Instructions for the task: Work through the records below and tally every line containing "datasource". Reply with the total alone.

[start Stored rows]

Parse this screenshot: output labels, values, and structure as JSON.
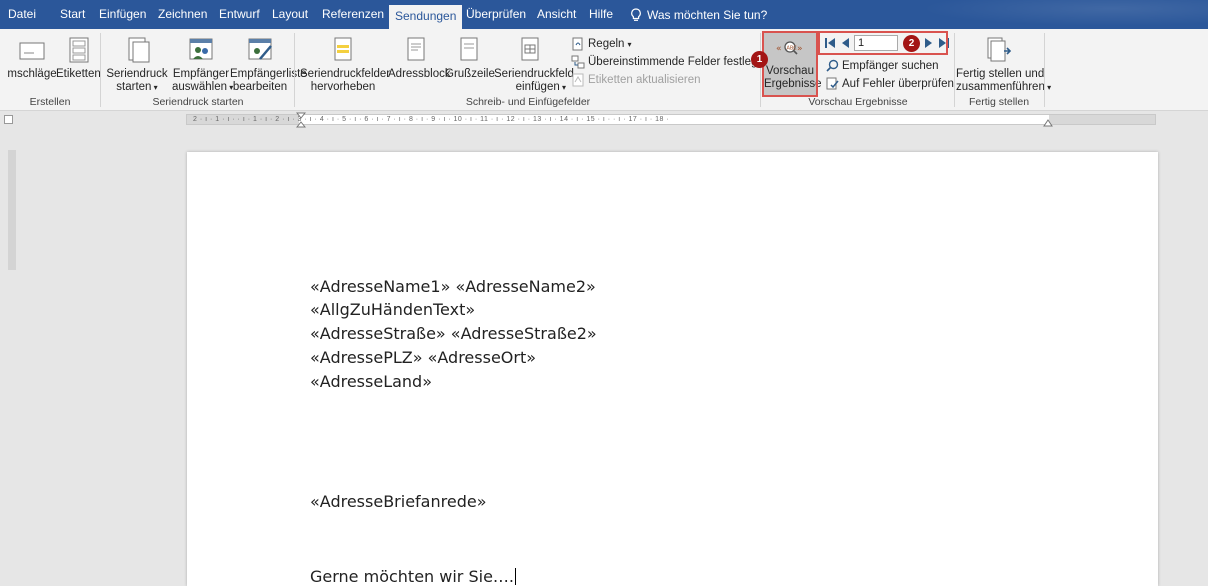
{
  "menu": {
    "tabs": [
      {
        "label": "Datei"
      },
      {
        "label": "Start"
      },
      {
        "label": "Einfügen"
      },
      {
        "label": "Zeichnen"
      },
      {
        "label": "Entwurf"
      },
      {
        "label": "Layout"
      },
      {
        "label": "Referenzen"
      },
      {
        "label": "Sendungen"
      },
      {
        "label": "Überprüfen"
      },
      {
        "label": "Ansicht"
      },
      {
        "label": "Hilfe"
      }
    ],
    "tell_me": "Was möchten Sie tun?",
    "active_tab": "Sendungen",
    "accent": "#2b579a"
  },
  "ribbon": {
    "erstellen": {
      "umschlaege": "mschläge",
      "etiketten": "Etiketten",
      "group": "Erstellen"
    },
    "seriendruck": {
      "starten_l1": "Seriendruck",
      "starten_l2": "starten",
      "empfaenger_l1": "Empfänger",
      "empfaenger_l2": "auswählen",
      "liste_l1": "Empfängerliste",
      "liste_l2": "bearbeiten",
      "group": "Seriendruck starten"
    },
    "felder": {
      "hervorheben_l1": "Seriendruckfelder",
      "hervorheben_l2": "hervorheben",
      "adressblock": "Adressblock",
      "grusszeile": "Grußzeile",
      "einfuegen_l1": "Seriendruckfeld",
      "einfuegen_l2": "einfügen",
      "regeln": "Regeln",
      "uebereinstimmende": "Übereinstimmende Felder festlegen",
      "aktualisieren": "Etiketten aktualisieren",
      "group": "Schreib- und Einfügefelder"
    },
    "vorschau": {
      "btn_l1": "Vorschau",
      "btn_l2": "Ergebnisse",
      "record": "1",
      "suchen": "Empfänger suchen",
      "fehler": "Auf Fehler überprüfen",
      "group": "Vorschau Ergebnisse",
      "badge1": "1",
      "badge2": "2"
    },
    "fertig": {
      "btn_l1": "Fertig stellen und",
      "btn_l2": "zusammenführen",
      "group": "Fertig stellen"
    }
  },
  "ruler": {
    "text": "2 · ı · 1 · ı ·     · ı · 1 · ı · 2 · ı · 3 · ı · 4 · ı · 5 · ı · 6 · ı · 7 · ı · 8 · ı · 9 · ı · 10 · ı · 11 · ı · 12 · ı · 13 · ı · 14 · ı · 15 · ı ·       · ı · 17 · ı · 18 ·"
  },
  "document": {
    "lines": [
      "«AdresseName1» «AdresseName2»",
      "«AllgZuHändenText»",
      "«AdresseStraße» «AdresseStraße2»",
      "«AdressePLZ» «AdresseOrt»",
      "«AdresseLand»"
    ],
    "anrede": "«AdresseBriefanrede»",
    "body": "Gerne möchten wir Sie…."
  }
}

[end Stored rows]
[start Stored rows]

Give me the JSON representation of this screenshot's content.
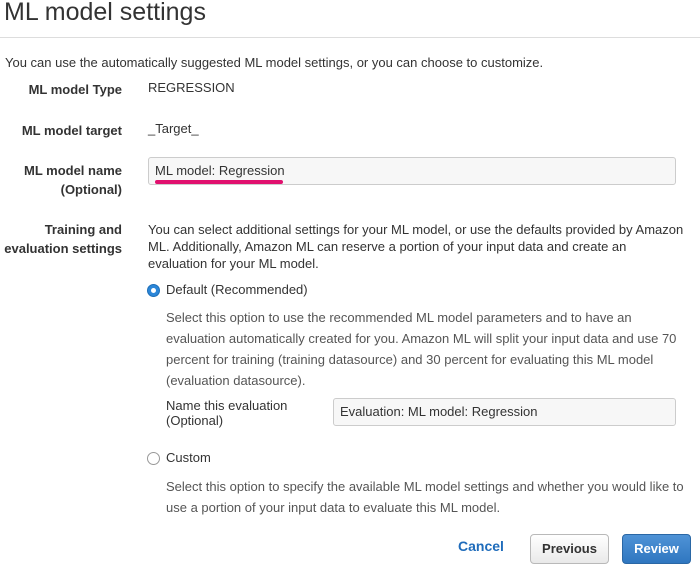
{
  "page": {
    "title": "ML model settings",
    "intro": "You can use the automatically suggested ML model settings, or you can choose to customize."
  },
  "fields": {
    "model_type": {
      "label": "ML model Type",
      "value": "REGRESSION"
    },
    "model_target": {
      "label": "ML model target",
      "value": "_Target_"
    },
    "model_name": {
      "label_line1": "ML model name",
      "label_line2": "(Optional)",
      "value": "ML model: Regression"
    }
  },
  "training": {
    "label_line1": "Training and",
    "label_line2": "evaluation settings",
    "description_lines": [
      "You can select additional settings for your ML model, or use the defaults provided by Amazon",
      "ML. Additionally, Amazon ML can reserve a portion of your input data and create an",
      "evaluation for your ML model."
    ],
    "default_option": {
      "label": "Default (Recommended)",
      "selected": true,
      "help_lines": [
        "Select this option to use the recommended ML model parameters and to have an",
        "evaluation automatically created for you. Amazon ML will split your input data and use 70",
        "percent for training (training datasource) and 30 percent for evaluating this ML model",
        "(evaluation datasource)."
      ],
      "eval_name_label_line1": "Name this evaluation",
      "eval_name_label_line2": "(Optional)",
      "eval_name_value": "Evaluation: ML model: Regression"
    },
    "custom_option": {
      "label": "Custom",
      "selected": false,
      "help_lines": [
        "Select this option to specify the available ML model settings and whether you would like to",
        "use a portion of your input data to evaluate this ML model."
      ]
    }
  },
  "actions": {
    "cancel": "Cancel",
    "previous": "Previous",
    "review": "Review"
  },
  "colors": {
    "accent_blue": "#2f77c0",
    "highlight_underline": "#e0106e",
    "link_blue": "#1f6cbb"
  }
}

[end Stored rows]

Output below: 2